REQUIREMENTS: Find out how many lines of the material contain the string "title" and give only that figure.

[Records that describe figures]
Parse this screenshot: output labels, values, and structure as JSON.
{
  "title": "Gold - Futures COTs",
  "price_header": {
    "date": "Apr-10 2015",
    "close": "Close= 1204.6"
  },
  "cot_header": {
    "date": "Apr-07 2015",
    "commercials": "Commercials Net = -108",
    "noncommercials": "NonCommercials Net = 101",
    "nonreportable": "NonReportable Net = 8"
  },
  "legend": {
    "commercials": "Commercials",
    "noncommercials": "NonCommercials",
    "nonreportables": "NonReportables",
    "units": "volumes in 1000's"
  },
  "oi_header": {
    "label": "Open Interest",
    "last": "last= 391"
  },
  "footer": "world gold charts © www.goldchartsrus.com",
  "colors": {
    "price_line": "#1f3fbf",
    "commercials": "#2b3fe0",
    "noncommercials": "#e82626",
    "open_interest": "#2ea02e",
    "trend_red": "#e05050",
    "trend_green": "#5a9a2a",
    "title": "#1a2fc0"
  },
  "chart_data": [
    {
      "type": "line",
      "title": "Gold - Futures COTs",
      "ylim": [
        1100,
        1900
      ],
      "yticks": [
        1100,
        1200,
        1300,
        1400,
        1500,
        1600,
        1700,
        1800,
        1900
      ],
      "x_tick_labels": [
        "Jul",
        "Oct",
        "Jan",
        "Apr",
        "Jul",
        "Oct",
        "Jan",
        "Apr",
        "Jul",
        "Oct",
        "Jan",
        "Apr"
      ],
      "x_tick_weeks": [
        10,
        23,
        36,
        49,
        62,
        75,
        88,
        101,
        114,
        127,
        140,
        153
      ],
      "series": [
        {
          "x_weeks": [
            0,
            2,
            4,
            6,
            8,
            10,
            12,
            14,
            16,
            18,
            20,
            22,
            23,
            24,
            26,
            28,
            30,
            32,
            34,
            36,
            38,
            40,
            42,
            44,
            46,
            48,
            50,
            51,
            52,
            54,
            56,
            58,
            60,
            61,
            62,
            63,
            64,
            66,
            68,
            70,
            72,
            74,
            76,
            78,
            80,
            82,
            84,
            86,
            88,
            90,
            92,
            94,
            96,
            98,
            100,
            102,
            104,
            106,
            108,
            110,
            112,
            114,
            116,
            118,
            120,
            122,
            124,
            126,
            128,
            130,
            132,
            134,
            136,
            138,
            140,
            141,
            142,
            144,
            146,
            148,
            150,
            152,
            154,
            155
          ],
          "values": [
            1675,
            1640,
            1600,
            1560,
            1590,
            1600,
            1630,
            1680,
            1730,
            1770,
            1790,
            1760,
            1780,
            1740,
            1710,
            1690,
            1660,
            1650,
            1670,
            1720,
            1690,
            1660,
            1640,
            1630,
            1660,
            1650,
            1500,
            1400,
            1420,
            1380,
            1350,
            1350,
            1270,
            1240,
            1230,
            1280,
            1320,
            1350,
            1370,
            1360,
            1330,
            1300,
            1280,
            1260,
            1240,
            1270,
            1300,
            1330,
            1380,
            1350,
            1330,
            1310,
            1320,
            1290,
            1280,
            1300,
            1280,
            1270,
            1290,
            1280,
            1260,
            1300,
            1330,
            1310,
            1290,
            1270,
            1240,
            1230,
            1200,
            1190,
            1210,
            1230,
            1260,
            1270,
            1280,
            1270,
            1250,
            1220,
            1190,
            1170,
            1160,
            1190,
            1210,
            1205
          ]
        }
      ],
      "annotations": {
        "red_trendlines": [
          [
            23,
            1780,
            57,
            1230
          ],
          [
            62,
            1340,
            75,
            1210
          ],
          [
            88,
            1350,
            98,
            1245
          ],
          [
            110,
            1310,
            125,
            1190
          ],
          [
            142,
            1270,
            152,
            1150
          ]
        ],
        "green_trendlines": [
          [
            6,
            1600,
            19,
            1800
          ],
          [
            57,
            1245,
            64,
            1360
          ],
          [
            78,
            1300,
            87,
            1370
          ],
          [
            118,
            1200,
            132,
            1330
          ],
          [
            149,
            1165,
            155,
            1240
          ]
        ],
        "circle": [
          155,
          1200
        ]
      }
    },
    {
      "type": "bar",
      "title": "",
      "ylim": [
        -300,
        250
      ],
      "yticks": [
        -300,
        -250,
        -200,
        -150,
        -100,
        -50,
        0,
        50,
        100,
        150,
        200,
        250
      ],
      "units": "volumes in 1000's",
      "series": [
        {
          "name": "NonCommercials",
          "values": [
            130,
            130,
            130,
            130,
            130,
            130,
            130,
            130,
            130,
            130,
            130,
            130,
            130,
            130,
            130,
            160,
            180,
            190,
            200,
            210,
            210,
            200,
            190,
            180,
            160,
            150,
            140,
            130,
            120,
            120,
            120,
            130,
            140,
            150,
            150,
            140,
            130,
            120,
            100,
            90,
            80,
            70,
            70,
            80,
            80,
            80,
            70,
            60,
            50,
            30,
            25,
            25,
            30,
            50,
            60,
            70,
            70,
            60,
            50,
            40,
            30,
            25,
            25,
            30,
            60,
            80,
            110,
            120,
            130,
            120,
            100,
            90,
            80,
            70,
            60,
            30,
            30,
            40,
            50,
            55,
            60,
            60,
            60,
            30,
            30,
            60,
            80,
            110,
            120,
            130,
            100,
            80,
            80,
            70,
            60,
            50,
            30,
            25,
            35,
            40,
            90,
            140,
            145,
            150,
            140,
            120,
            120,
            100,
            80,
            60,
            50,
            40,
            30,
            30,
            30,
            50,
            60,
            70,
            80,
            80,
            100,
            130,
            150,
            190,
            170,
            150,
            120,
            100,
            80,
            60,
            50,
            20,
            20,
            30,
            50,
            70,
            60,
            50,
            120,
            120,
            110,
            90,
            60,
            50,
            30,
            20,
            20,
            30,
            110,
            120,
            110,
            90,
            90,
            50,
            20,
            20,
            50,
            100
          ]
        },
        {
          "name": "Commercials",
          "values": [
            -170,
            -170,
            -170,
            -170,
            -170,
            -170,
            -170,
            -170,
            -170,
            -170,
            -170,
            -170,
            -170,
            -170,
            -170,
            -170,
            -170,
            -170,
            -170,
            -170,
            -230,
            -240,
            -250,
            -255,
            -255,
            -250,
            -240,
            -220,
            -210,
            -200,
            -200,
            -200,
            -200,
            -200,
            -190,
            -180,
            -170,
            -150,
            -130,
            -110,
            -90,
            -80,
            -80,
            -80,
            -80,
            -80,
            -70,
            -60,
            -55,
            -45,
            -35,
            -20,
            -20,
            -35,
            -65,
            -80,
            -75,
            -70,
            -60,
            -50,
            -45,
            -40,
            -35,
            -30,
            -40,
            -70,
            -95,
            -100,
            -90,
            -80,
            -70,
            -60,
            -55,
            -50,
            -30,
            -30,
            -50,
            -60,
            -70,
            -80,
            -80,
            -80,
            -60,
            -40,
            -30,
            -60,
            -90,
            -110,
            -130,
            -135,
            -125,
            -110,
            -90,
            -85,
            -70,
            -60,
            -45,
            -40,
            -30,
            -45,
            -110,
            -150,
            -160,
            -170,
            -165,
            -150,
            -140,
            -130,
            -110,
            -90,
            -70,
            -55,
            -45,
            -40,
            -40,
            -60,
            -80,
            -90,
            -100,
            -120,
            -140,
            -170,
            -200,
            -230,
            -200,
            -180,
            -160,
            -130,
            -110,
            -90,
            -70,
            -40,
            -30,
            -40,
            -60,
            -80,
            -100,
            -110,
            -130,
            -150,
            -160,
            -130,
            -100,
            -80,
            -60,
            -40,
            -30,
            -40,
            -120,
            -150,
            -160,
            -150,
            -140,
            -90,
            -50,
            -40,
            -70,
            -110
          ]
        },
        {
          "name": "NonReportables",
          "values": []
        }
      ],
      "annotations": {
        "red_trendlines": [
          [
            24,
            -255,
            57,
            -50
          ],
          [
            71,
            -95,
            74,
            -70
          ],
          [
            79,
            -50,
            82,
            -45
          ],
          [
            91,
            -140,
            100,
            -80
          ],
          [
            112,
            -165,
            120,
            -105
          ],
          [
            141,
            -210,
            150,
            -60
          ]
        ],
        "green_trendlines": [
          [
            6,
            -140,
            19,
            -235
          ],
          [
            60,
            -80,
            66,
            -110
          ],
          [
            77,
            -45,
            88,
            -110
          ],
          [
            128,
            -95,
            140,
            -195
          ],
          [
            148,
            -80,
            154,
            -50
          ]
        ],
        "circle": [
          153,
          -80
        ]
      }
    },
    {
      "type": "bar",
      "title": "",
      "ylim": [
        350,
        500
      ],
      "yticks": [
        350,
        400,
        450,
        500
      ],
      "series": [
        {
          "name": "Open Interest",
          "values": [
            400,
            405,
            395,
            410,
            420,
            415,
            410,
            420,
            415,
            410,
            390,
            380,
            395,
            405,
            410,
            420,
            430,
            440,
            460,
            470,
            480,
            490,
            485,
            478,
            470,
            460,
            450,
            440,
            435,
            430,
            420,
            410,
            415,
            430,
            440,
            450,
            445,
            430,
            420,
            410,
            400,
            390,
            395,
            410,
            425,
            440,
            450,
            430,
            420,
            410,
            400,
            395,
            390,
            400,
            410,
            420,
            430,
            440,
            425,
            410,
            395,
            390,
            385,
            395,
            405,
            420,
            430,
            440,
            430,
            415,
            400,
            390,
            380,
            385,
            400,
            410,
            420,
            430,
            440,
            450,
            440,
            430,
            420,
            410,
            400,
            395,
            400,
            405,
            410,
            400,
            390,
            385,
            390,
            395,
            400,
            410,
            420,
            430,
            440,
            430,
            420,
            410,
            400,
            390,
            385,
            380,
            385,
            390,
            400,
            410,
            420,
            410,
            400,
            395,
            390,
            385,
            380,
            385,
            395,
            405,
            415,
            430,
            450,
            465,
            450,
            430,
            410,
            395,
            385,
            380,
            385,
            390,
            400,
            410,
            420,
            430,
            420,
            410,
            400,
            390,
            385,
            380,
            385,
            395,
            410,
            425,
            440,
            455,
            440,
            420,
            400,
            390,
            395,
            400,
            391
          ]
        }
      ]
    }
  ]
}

COMPLETE OUTPUT: 5